▸ **INSTRUCTION**
Present the following entries again, word for word and in full.

(Collected data entries)
-=-=-

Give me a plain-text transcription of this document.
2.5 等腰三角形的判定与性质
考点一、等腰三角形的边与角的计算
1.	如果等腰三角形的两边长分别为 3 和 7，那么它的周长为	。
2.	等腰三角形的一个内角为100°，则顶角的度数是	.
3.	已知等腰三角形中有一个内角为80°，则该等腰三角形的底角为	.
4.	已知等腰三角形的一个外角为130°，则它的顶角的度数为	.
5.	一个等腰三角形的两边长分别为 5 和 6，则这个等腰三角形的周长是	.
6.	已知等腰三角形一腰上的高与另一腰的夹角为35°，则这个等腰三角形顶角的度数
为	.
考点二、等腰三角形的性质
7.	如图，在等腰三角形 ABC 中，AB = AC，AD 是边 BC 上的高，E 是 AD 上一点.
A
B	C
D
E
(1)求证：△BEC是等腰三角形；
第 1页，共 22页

-=-=-

▸ **REPLY**
Give me a plain-text transcription of this document.
2.5 等腰三角形的判定与性质
考点一、等腰三角形的边与角的计算
1.	如果等腰三角形的两边长分别为 3 和 7，那么它的周长为	。
2.	等腰三角形的一个内角为100°，则顶角的度数是	.
3.	已知等腰三角形中有一个内角为80°，则该等腰三角形的底角为	.
4.	已知等腰三角形的一个外角为130°，则它的顶角的度数为	.
5.	一个等腰三角形的两边长分别为 5 和 6，则这个等腰三角形的周长是	.
6.	已知等腰三角形一腰上的高与另一腰的夹角为35°，则这个等腰三角形顶角的度数
为	.
考点二、等腰三角形的性质
7.	如图，在等腰三角形 ABC 中，AB = AC，AD 是边 BC 上的高，E 是 AD 上一点.
A
B	C
D
E
(1)求证：△BEC是等腰三角形；
第 1页，共 22页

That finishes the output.